ENTRIES SUPPLIED:

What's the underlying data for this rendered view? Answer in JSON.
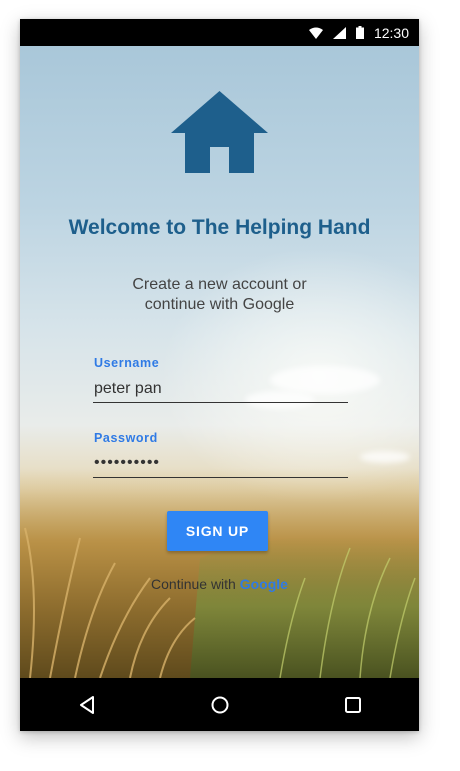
{
  "status_bar": {
    "time": "12:30",
    "icons": [
      "wifi-icon",
      "signal-icon",
      "battery-icon"
    ]
  },
  "app": {
    "logo": "house-icon",
    "title": "Welcome to The Helping Hand",
    "subtitle": "Create a new account or continue with Google",
    "username": {
      "label": "Username",
      "value": "peter pan"
    },
    "password": {
      "label": "Password",
      "masked_value": "••••••••••"
    },
    "signup_label": "SIGN UP",
    "continue_prefix": "Continue with ",
    "continue_provider": "Google"
  },
  "nav_bar": {
    "buttons": [
      "back-icon",
      "home-icon",
      "recents-icon"
    ]
  },
  "colors": {
    "title": "#1e5f8c",
    "accent": "#2f86f5",
    "label": "#2f7ae5"
  }
}
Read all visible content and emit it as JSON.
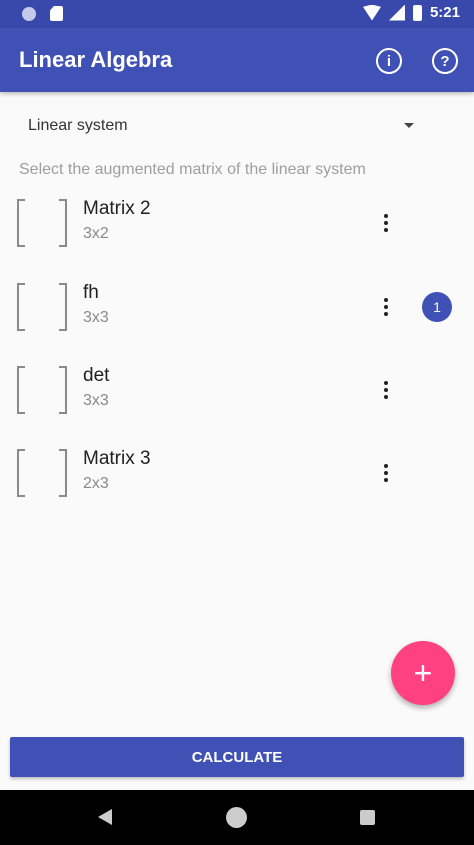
{
  "status_bar": {
    "time": "5:21",
    "left_icons": [
      "notification-dot-icon",
      "sd-card-icon"
    ],
    "right_icons": [
      "wifi-icon",
      "signal-icon",
      "battery-icon"
    ]
  },
  "app_bar": {
    "title": "Linear Algebra",
    "info_glyph": "i",
    "help_glyph": "?"
  },
  "spinner": {
    "selected": "Linear system"
  },
  "instruction": "Select the augmented matrix of the linear system",
  "matrices": [
    {
      "name": "Matrix 2",
      "dims": "3x2",
      "badge": ""
    },
    {
      "name": "fh",
      "dims": "3x3",
      "badge": "1"
    },
    {
      "name": "det",
      "dims": "3x3",
      "badge": ""
    },
    {
      "name": "Matrix 3",
      "dims": "2x3",
      "badge": ""
    }
  ],
  "fab": {
    "glyph": "+"
  },
  "calculate_label": "CALCULATE",
  "colors": {
    "primary": "#3f51b5",
    "primary_dark": "#3949ab",
    "accent": "#ff4081"
  }
}
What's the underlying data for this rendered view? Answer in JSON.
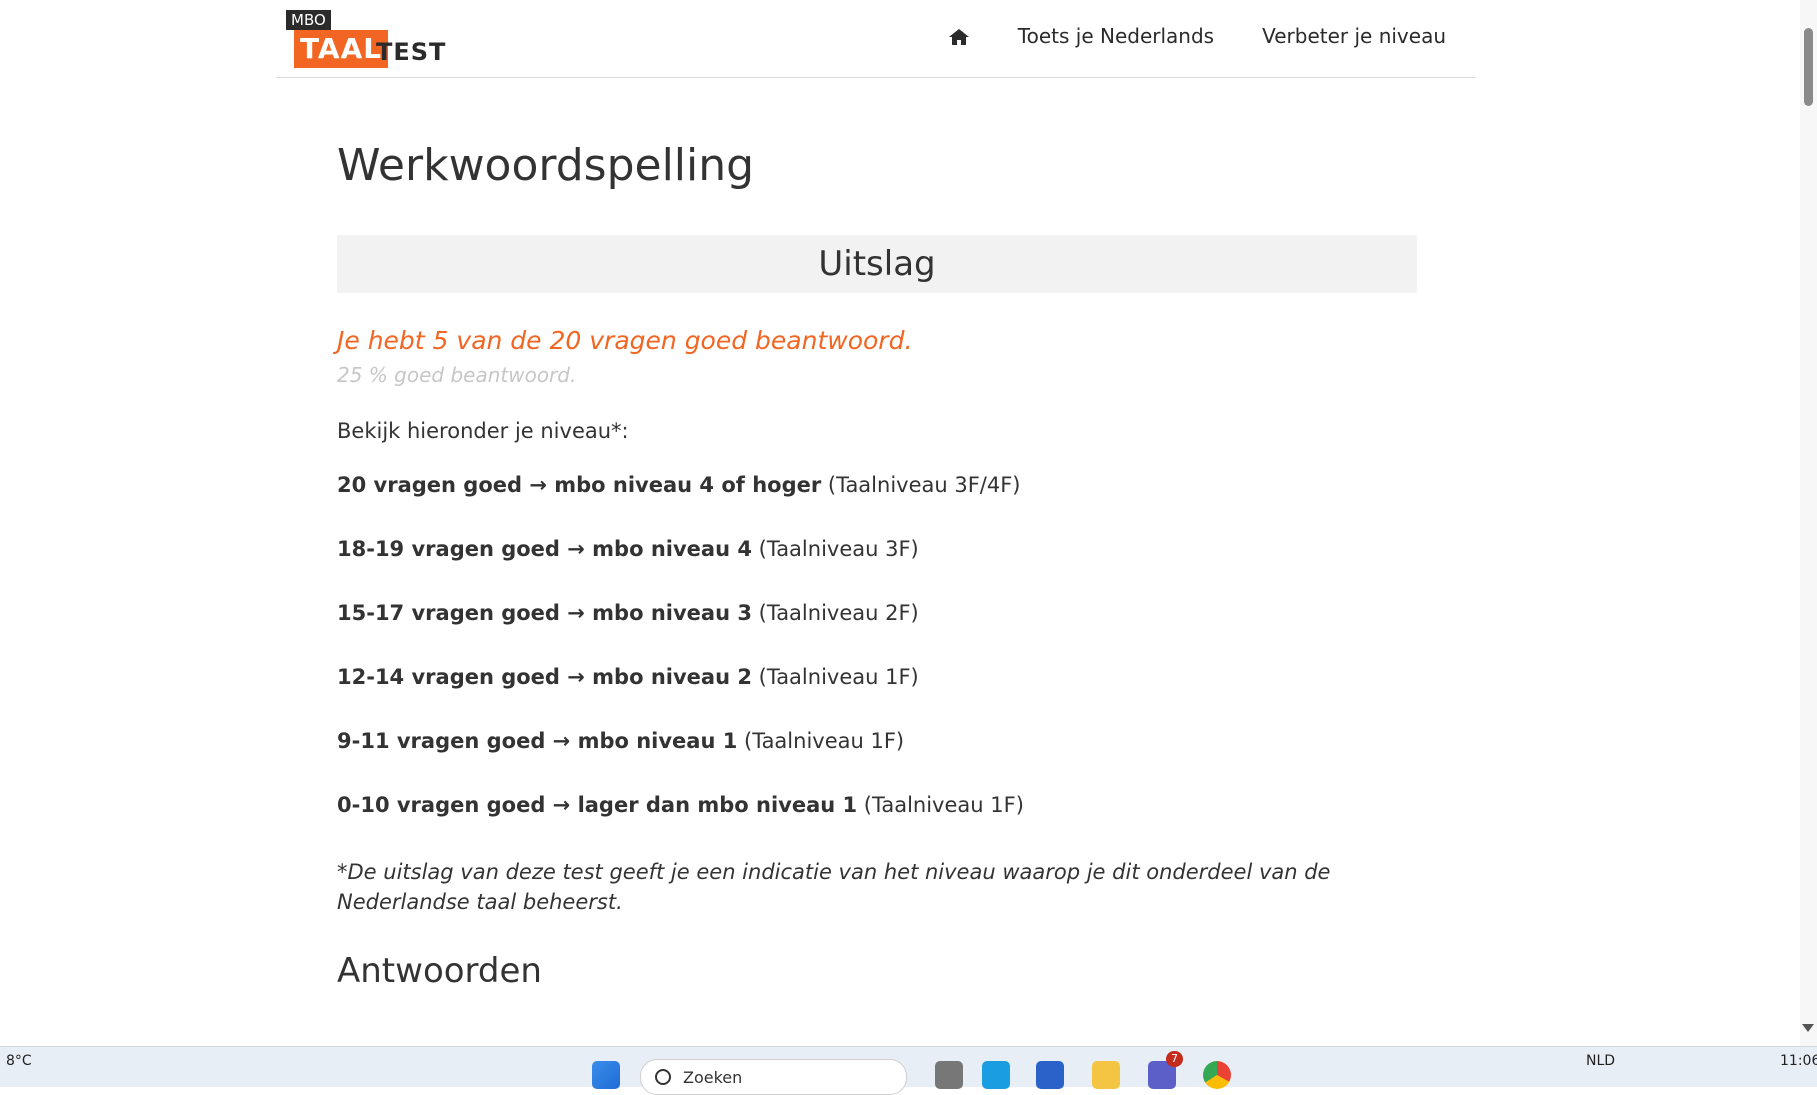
{
  "header": {
    "logo": {
      "mbo": "MBO",
      "taal": "TAAL",
      "test": "TEST"
    },
    "nav": [
      {
        "label": "Toets je Nederlands"
      },
      {
        "label": "Verbeter je niveau"
      }
    ]
  },
  "main": {
    "title": "Werkwoordspelling",
    "result_heading": "Uitslag",
    "score": "Je hebt 5 van de 20 vragen goed beantwoord.",
    "percent": "25 % goed beantwoord.",
    "intro": "Bekijk hieronder je niveau*:",
    "levels": [
      {
        "bold": "20 vragen goed → mbo niveau 4 of hoger",
        "normal": " (Taalniveau 3F/4F)"
      },
      {
        "bold": "18-19 vragen goed → mbo niveau 4",
        "normal": " (Taalniveau 3F)"
      },
      {
        "bold": "15-17 vragen goed → mbo niveau 3",
        "normal": " (Taalniveau 2F)"
      },
      {
        "bold": "12-14 vragen goed → mbo niveau 2",
        "normal": " (Taalniveau 1F)"
      },
      {
        "bold": "9-11 vragen goed → mbo niveau 1",
        "normal": " (Taalniveau 1F)"
      },
      {
        "bold": "0-10 vragen goed → lager dan mbo niveau 1",
        "normal": " (Taalniveau 1F)"
      }
    ],
    "note": "*De uitslag van deze test geeft je een indicatie van het niveau waarop je dit onderdeel van de Nederlandse taal beheerst.",
    "answers_heading": "Antwoorden"
  },
  "taskbar": {
    "temperature": "8°C",
    "search_placeholder": "Zoeken",
    "teams_badge": "7",
    "language": "NLD",
    "time": "11:06"
  },
  "colors": {
    "accent": "#f26522",
    "muted": "#c7c7c7",
    "bar": "#f2f2f2"
  }
}
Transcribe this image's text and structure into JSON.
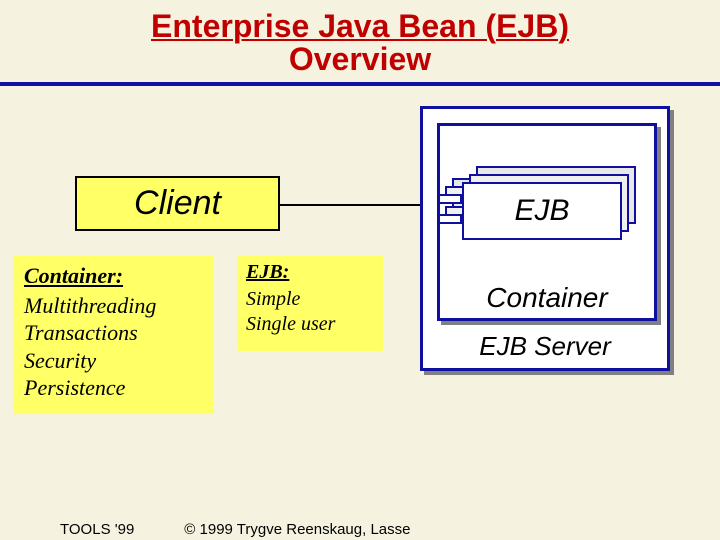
{
  "title": {
    "main": "Enterprise Java Bean (EJB)",
    "sub": "Overview"
  },
  "diagram": {
    "client_label": "Client",
    "ejb_label": "EJB",
    "container_label": "Container",
    "server_label": "EJB Server"
  },
  "notes": {
    "container": {
      "title": "Container:",
      "lines": [
        "Multithreading",
        "Transactions",
        "Security",
        "Persistence"
      ]
    },
    "ejb": {
      "title": "EJB:",
      "lines": [
        "Simple",
        "Single user"
      ]
    }
  },
  "footer": {
    "left": "TOOLS '99",
    "right": "© 1999 Trygve Reenskaug, Lasse"
  }
}
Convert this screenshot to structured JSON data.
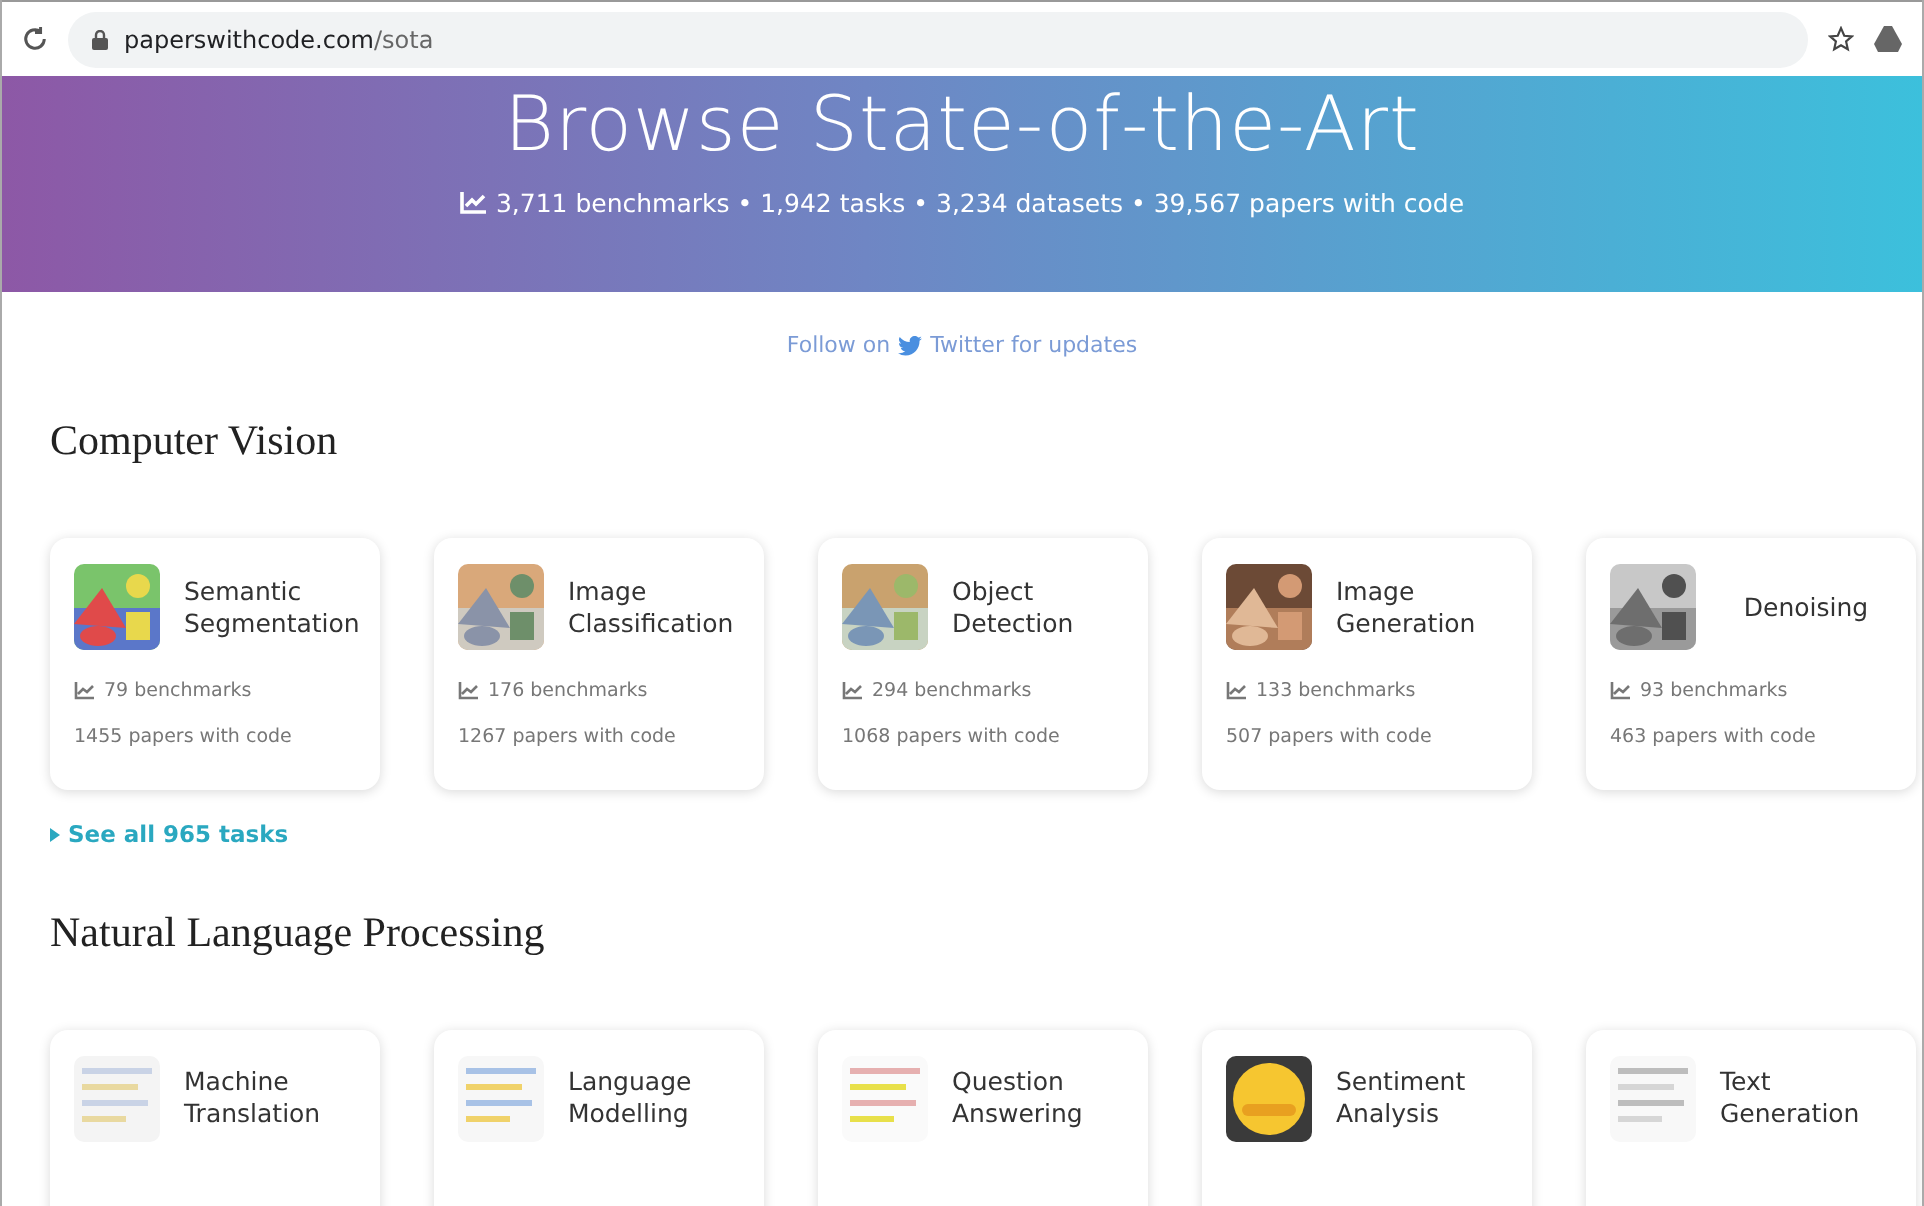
{
  "browser": {
    "url_host": "paperswithcode.com",
    "url_path": "/sota"
  },
  "hero": {
    "title": "Browse State-of-the-Art",
    "stats": "3,711 benchmarks • 1,942 tasks • 3,234 datasets • 39,567 papers with code"
  },
  "follow": {
    "prefix": "Follow on",
    "link": "Twitter for updates"
  },
  "sections": [
    {
      "title": "Computer Vision",
      "cards": [
        {
          "name": "Semantic Segmentation",
          "benchmarks": "79 benchmarks",
          "papers": "1455 papers with code"
        },
        {
          "name": "Image Classification",
          "benchmarks": "176 benchmarks",
          "papers": "1267 papers with code"
        },
        {
          "name": "Object Detection",
          "benchmarks": "294 benchmarks",
          "papers": "1068 papers with code"
        },
        {
          "name": "Image Generation",
          "benchmarks": "133 benchmarks",
          "papers": "507 papers with code"
        },
        {
          "name": "Denoising",
          "benchmarks": "93 benchmarks",
          "papers": "463 papers with code"
        }
      ],
      "see_all": "See all 965 tasks"
    },
    {
      "title": "Natural Language Processing",
      "cards": [
        {
          "name": "Machine Translation"
        },
        {
          "name": "Language Modelling"
        },
        {
          "name": "Question Answering"
        },
        {
          "name": "Sentiment Analysis"
        },
        {
          "name": "Text Generation"
        }
      ]
    }
  ]
}
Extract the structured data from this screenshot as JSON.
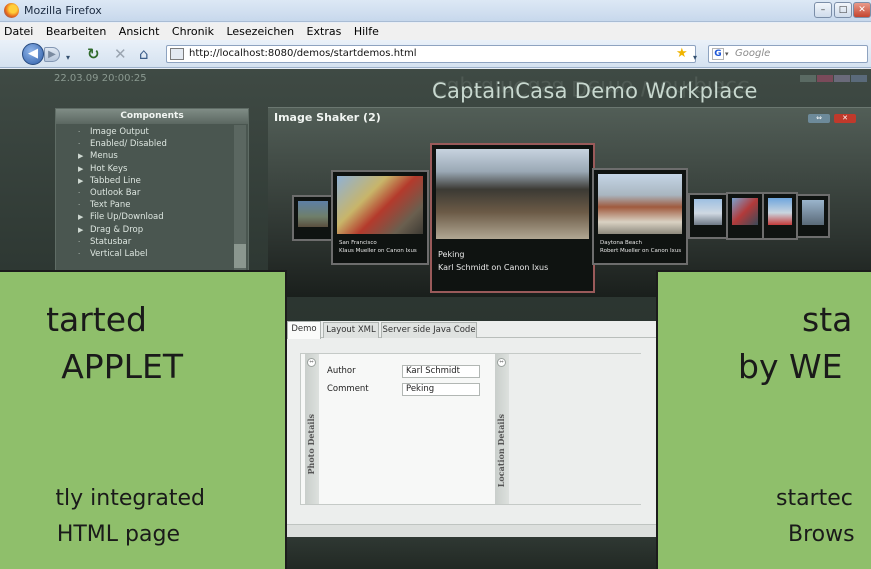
{
  "browser": {
    "window_title": "Mozilla Firefox",
    "menu": [
      "Datei",
      "Bearbeiten",
      "Ansicht",
      "Chronik",
      "Lesezeichen",
      "Extras",
      "Hilfe"
    ],
    "url": "http://localhost:8080/demos/startdemos.html",
    "search_placeholder": "Google",
    "search_engine_letter": "G"
  },
  "app": {
    "datetime": "22.03.09   20:00:25",
    "title": "CaptainCasa Demo Workplace",
    "status_colors": [
      "#5a6a63",
      "#7a4a5a",
      "#6a6a7a",
      "#5a6a7a"
    ]
  },
  "components": {
    "header": "Components",
    "items": [
      {
        "marker": "·",
        "label": "Image Output"
      },
      {
        "marker": "·",
        "label": "Enabled/ Disabled"
      },
      {
        "marker": "▶",
        "label": "Menus"
      },
      {
        "marker": "▶",
        "label": "Hot Keys"
      },
      {
        "marker": "▶",
        "label": "Tabbed Line"
      },
      {
        "marker": "·",
        "label": "Outlook Bar"
      },
      {
        "marker": "·",
        "label": "Text Pane"
      },
      {
        "marker": "▶",
        "label": "File Up/Download"
      },
      {
        "marker": "▶",
        "label": "Drag & Drop"
      },
      {
        "marker": "·",
        "label": "Statusbar"
      },
      {
        "marker": "·",
        "label": "Vertical Label"
      }
    ]
  },
  "shaker": {
    "title": "Image Shaker (2)",
    "thumbs": [
      {
        "title": "San Francisco",
        "author": "Klaus Mueller on Canon Ixus"
      },
      {
        "title": "Peking",
        "author": "Karl Schmidt on Canon Ixus"
      },
      {
        "title": "Daytona Beach",
        "author": "Robert Mueller on Canon Ixus"
      }
    ]
  },
  "tabs": {
    "items": [
      "Demo",
      "Layout XML",
      "Server side Java Code"
    ],
    "active": 0
  },
  "details": {
    "photo_label": "Photo Details",
    "location_label": "Location Details",
    "author_label": "Author",
    "author_value": "Karl Schmidt",
    "comment_label": "Comment",
    "comment_value": "Peking"
  },
  "overlay_left": {
    "line1": "tarted",
    "line2": "APPLET",
    "line3": "tly integrated",
    "line4": "HTML page"
  },
  "overlay_right": {
    "line1": "sta",
    "line2": "by WE",
    "line3": "startec",
    "line4": "Brows"
  }
}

WHAT THE TASK REQUIRES:
Pull out and copy each line containing the string "beantwoord".

SOLUTION:
    "score": "Je hebt 5 van de 20 vragen goed beantwoord.",
    "percent": "25 % goed beantwoord.",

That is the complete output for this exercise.